■ **Stored items from a collection**
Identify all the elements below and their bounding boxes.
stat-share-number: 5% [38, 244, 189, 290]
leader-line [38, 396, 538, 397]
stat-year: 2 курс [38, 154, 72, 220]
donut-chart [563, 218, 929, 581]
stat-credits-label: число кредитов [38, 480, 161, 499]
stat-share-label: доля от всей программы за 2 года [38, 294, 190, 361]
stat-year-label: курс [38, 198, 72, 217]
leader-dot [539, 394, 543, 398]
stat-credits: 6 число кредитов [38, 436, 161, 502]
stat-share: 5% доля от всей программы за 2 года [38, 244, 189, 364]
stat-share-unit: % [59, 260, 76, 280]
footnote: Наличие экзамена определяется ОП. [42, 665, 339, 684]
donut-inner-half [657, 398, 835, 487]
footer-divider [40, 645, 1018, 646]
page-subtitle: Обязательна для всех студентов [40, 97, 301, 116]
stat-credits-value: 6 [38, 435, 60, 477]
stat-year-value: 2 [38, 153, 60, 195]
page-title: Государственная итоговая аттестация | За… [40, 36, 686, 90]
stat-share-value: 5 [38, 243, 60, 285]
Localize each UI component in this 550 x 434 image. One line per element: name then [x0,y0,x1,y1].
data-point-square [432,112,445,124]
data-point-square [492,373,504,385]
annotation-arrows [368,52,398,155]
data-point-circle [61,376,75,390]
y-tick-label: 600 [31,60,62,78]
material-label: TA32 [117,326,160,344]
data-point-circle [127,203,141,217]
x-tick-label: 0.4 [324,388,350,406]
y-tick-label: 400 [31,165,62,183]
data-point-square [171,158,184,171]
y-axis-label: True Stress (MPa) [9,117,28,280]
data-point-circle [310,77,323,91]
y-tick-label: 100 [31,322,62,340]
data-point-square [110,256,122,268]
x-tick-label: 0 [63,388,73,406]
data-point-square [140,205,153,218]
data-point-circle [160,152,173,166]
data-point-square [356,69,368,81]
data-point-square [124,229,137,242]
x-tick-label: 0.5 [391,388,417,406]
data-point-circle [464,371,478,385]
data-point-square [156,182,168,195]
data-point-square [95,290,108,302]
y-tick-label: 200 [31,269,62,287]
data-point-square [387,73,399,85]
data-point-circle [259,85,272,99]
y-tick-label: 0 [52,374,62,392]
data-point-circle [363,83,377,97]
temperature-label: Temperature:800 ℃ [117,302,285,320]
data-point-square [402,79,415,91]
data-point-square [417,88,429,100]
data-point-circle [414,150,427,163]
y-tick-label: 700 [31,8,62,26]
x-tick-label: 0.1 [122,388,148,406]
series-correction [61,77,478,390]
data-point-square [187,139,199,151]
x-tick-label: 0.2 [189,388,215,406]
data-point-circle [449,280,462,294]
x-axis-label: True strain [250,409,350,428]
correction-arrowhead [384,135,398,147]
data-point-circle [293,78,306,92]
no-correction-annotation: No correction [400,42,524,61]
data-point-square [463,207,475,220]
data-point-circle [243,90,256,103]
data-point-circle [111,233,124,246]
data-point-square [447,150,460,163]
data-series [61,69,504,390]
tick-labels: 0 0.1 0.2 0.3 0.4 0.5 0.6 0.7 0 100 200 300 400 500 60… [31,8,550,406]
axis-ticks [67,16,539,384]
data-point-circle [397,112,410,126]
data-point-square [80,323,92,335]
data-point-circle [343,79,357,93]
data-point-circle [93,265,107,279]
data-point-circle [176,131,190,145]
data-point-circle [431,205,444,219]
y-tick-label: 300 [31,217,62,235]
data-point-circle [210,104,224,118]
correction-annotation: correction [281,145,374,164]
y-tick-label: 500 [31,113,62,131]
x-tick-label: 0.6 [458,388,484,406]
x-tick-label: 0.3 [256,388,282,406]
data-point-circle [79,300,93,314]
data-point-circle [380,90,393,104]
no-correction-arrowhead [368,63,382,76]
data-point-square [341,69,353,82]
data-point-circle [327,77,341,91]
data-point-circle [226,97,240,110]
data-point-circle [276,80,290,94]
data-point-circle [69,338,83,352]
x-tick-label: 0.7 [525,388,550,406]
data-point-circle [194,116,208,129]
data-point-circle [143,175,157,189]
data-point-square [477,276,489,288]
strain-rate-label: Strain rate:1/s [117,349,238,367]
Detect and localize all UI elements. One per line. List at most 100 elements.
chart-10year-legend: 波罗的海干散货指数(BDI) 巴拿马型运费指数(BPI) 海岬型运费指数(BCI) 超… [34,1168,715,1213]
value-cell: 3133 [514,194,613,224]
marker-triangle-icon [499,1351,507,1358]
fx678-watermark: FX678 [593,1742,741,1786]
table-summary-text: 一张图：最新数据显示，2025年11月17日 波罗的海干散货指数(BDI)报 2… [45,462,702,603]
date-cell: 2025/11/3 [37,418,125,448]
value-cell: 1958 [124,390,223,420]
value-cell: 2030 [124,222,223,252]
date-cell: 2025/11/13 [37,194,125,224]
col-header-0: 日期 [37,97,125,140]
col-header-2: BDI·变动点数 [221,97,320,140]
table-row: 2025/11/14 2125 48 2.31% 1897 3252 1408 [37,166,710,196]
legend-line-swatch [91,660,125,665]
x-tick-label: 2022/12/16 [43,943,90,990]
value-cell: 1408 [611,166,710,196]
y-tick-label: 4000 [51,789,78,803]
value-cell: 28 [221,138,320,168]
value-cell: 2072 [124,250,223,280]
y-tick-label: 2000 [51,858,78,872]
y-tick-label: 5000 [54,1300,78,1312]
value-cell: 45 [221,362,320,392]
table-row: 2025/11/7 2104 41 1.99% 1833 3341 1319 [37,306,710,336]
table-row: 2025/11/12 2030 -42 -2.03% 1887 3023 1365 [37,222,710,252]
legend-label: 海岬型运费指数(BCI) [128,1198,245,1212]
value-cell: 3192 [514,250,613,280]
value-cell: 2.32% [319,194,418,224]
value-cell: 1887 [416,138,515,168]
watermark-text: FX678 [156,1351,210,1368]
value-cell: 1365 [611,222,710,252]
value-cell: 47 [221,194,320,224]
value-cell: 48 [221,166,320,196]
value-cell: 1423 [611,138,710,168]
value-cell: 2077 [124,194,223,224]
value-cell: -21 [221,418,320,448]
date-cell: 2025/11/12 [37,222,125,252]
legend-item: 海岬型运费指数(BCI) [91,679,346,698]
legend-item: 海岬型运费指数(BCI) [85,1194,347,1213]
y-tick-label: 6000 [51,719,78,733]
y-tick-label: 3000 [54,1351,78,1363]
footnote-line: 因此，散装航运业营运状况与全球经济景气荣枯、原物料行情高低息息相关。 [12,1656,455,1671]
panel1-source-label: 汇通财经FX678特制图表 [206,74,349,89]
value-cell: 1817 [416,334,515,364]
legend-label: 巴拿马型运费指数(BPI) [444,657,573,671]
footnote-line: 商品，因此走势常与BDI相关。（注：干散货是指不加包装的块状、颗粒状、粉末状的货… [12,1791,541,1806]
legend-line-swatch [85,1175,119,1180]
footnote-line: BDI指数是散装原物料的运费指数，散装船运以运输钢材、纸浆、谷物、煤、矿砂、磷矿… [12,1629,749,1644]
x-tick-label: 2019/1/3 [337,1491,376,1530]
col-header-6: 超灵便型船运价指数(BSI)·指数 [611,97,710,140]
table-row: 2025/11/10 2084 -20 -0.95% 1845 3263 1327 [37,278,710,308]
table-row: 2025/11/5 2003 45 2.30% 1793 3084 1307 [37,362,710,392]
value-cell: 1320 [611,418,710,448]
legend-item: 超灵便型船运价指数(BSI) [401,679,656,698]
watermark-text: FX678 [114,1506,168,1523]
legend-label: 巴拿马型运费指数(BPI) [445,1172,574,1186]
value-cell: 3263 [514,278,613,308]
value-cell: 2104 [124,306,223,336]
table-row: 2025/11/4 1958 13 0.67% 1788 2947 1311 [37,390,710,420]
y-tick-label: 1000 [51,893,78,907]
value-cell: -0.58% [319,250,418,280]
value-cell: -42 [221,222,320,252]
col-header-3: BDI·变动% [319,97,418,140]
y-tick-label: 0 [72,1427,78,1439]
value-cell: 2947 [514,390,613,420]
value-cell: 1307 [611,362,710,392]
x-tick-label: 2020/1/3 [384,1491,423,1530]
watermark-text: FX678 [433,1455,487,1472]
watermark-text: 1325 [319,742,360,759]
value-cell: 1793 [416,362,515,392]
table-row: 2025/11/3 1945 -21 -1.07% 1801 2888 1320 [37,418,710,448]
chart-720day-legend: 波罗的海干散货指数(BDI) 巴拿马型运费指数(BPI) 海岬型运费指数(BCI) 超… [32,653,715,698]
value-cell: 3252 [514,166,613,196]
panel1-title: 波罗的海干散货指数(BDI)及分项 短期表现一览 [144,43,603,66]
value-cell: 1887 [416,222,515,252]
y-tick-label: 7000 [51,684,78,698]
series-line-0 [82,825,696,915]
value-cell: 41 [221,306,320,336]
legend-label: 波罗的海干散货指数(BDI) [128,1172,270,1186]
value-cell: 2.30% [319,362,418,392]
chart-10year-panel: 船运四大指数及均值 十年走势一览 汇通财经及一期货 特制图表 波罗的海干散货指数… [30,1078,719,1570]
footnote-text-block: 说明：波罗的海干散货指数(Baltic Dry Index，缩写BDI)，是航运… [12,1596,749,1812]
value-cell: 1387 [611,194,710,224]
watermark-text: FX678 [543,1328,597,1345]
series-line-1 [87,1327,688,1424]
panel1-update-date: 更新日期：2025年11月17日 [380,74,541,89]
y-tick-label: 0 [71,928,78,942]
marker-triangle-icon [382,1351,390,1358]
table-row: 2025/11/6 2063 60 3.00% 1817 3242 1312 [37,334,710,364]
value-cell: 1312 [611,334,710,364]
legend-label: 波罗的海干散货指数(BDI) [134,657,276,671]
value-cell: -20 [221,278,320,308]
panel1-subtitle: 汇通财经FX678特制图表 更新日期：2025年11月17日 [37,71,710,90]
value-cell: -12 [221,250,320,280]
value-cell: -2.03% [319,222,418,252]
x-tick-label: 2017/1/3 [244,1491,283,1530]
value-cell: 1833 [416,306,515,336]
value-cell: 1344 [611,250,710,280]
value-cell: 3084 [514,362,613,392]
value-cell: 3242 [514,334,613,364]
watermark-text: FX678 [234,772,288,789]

■ **THE PROBLEM**
Echo the lines from the start of the records through the line that contains "stat-share: 5% доля", with both ends included. Give only those lines.

■ **RESULT OF THE TASK**
Identify all the elements below and their bounding boxes.
stat-share-number: 5% [38, 244, 189, 290]
leader-line [38, 396, 538, 397]
stat-year: 2 курс [38, 154, 72, 220]
donut-chart [563, 218, 929, 581]
stat-credits-label: число кредитов [38, 480, 161, 499]
stat-share-label: доля от всей программы за 2 года [38, 294, 190, 361]
stat-year-label: курс [38, 198, 72, 217]
leader-dot [539, 394, 543, 398]
stat-credits: 6 число кредитов [38, 436, 161, 502]
stat-share: 5% доля от всей программы за 2 года [38, 244, 189, 364]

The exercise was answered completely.